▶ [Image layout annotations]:
• • • • • • •
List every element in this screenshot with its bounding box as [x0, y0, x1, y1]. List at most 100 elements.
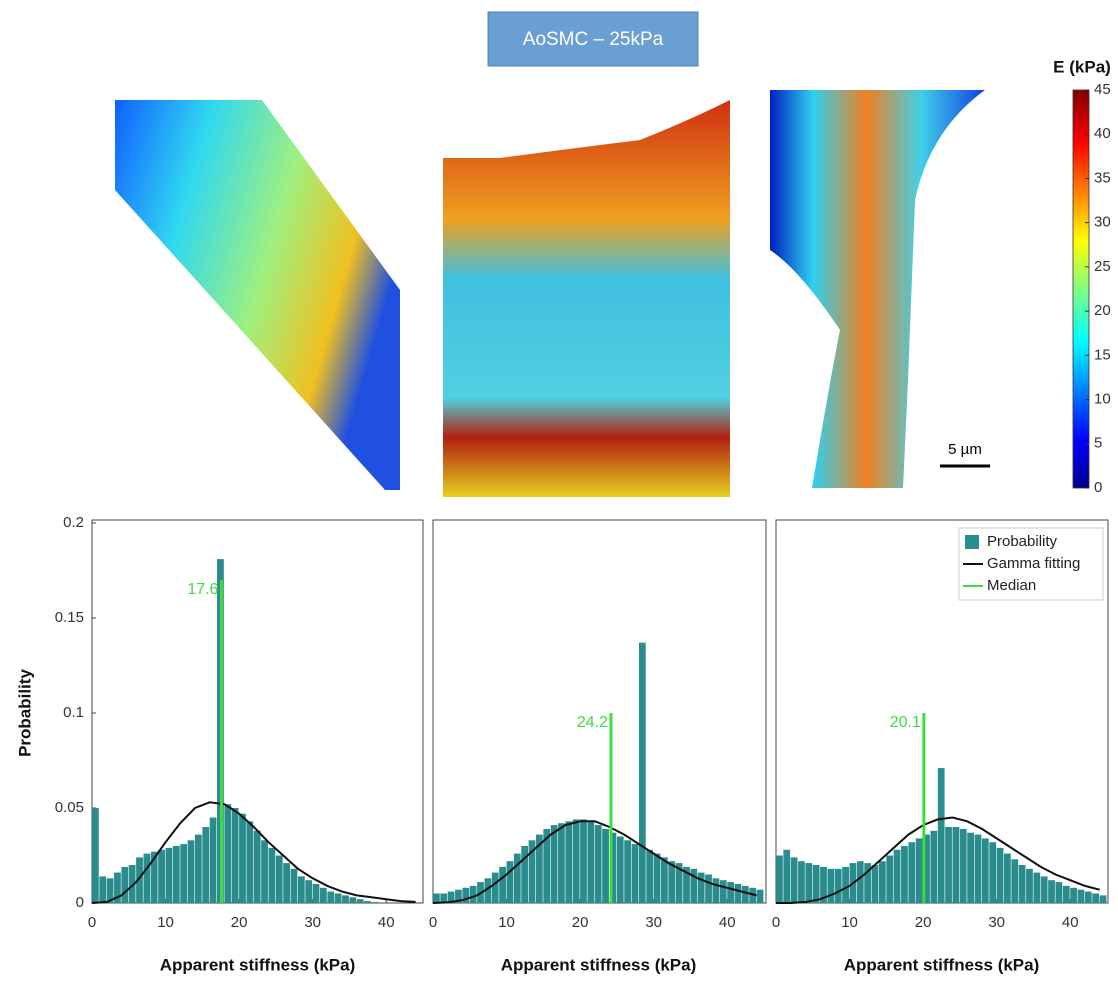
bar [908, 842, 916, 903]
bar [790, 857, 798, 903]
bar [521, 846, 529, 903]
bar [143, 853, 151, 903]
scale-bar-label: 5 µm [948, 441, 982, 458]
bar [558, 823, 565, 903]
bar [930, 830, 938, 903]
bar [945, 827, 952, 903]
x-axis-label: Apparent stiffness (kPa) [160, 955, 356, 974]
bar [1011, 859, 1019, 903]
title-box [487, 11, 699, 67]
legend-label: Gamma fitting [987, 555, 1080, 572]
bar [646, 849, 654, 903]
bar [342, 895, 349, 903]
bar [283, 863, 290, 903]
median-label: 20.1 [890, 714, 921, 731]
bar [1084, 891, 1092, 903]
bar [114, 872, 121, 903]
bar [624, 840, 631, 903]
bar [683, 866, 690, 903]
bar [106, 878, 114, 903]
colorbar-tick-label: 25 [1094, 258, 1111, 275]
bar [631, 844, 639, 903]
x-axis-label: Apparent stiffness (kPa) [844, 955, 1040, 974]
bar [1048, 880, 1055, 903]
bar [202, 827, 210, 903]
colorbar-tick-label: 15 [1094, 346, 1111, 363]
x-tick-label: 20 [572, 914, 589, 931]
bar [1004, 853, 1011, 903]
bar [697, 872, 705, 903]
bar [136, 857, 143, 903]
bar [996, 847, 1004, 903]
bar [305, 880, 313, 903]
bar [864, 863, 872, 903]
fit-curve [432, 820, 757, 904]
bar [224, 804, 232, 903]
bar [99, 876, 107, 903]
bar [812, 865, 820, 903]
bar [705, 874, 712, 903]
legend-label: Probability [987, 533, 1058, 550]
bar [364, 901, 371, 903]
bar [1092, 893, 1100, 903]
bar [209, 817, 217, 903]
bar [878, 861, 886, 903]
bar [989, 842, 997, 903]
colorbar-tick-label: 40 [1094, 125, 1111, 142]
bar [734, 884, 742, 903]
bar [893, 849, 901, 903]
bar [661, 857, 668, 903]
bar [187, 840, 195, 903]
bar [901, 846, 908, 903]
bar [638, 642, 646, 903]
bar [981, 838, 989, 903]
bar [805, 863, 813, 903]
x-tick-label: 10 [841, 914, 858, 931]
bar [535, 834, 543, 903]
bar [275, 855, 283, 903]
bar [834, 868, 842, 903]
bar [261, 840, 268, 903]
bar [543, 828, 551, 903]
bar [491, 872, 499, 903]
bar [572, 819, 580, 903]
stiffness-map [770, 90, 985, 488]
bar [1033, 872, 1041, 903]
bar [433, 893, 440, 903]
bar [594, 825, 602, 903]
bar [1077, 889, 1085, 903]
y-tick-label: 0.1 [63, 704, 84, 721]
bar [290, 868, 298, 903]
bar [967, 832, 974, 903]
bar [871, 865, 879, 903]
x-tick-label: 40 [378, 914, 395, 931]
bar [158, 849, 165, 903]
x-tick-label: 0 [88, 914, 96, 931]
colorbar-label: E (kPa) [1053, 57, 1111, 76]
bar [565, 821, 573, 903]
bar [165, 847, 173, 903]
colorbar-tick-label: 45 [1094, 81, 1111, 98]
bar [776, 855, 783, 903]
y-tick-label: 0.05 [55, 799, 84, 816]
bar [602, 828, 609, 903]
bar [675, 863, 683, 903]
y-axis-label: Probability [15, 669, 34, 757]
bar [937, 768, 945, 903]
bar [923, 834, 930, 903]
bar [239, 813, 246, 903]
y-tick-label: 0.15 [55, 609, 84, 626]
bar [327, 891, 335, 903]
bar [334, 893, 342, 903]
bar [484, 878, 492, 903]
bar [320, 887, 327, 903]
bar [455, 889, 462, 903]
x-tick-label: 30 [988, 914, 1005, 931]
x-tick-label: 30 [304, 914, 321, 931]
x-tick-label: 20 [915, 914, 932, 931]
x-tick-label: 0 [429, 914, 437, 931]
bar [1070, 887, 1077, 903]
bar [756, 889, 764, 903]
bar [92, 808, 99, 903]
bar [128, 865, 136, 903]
• • • • • • •
▶ [WHAT TO DO]: Copy out, word for word, the lines of the records from the line with "bar [908, 842, 916, 903]" to the line with "bar [158, 849, 165, 903]", both of those lines included.

▶ [TASK OUTPUT]:
bar [908, 842, 916, 903]
bar [790, 857, 798, 903]
bar [521, 846, 529, 903]
bar [143, 853, 151, 903]
scale-bar-label: 5 µm [948, 441, 982, 458]
bar [558, 823, 565, 903]
bar [930, 830, 938, 903]
bar [945, 827, 952, 903]
x-axis-label: Apparent stiffness (kPa) [160, 955, 356, 974]
bar [1011, 859, 1019, 903]
title-box [487, 11, 699, 67]
legend-label: Gamma fitting [987, 555, 1080, 572]
bar [646, 849, 654, 903]
bar [342, 895, 349, 903]
bar [283, 863, 290, 903]
median-label: 20.1 [890, 714, 921, 731]
bar [1084, 891, 1092, 903]
bar [114, 872, 121, 903]
bar [624, 840, 631, 903]
bar [683, 866, 690, 903]
bar [106, 878, 114, 903]
colorbar-tick-label: 25 [1094, 258, 1111, 275]
bar [631, 844, 639, 903]
x-axis-label: Apparent stiffness (kPa) [844, 955, 1040, 974]
bar [1048, 880, 1055, 903]
bar [202, 827, 210, 903]
colorbar-tick-label: 15 [1094, 346, 1111, 363]
x-tick-label: 20 [572, 914, 589, 931]
bar [1004, 853, 1011, 903]
bar [697, 872, 705, 903]
bar [136, 857, 143, 903]
bar [996, 847, 1004, 903]
bar [305, 880, 313, 903]
bar [864, 863, 872, 903]
fit-curve [432, 820, 757, 904]
bar [224, 804, 232, 903]
bar [99, 876, 107, 903]
bar [812, 865, 820, 903]
bar [705, 874, 712, 903]
legend-label: Probability [987, 533, 1058, 550]
bar [364, 901, 371, 903]
bar [1092, 893, 1100, 903]
bar [209, 817, 217, 903]
bar [878, 861, 886, 903]
bar [989, 842, 997, 903]
colorbar-tick-label: 40 [1094, 125, 1111, 142]
bar [734, 884, 742, 903]
bar [893, 849, 901, 903]
bar [661, 857, 668, 903]
bar [187, 840, 195, 903]
bar [901, 846, 908, 903]
bar [638, 642, 646, 903]
bar [981, 838, 989, 903]
bar [805, 863, 813, 903]
x-tick-label: 10 [841, 914, 858, 931]
bar [535, 834, 543, 903]
bar [275, 855, 283, 903]
bar [834, 868, 842, 903]
bar [261, 840, 268, 903]
bar [543, 828, 551, 903]
bar [491, 872, 499, 903]
bar [572, 819, 580, 903]
stiffness-map [770, 90, 985, 488]
bar [1033, 872, 1041, 903]
bar [433, 893, 440, 903]
bar [594, 825, 602, 903]
bar [1077, 889, 1085, 903]
y-tick-label: 0.1 [63, 704, 84, 721]
bar [290, 868, 298, 903]
bar [967, 832, 974, 903]
bar [871, 865, 879, 903]
x-tick-label: 40 [378, 914, 395, 931]
bar [158, 849, 165, 903]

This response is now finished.